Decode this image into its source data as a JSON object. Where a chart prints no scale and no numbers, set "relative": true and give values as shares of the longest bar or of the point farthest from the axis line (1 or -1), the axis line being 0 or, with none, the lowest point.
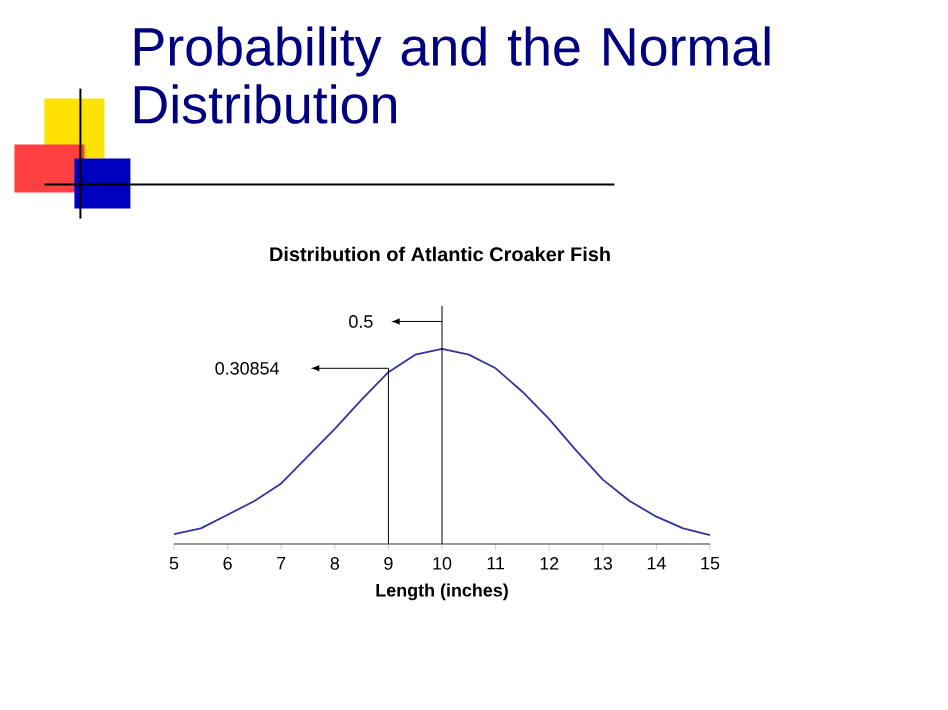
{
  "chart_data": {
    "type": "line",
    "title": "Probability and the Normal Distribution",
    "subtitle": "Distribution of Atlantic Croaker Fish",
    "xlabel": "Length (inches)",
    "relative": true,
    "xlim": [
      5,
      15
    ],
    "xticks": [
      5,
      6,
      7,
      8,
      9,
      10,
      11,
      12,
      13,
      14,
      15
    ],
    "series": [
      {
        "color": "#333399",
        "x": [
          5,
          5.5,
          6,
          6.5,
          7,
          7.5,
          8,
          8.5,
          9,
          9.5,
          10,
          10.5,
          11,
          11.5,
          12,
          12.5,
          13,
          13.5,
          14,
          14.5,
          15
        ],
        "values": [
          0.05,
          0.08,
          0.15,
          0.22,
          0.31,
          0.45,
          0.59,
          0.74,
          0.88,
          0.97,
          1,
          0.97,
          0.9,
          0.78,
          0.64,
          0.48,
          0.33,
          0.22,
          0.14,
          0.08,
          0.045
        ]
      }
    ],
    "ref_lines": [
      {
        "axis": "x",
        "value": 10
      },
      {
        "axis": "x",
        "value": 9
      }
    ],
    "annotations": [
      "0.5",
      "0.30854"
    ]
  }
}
──────
Exercise: Write the listing above out again exactly, dropping each image.

Response:
Decode this image into its source data as a JSON object. Where a chart prints no scale and no numbers, set "relative": true and give values as shares of the longest bar or of the point farthest from the axis line (1 or -1), the axis line being 0 or, with none, the lowest point.
{
  "chart_data": {
    "type": "line",
    "title": "Probability and the Normal Distribution",
    "subtitle": "Distribution of Atlantic Croaker Fish",
    "xlabel": "Length (inches)",
    "relative": true,
    "xlim": [
      5,
      15
    ],
    "xticks": [
      5,
      6,
      7,
      8,
      9,
      10,
      11,
      12,
      13,
      14,
      15
    ],
    "series": [
      {
        "color": "#333399",
        "x": [
          5,
          5.5,
          6,
          6.5,
          7,
          7.5,
          8,
          8.5,
          9,
          9.5,
          10,
          10.5,
          11,
          11.5,
          12,
          12.5,
          13,
          13.5,
          14,
          14.5,
          15
        ],
        "values": [
          0.05,
          0.08,
          0.15,
          0.22,
          0.31,
          0.45,
          0.59,
          0.74,
          0.88,
          0.97,
          1,
          0.97,
          0.9,
          0.78,
          0.64,
          0.48,
          0.33,
          0.22,
          0.14,
          0.08,
          0.045
        ]
      }
    ],
    "ref_lines": [
      {
        "axis": "x",
        "value": 10
      },
      {
        "axis": "x",
        "value": 9
      }
    ],
    "annotations": [
      "0.5",
      "0.30854"
    ]
  }
}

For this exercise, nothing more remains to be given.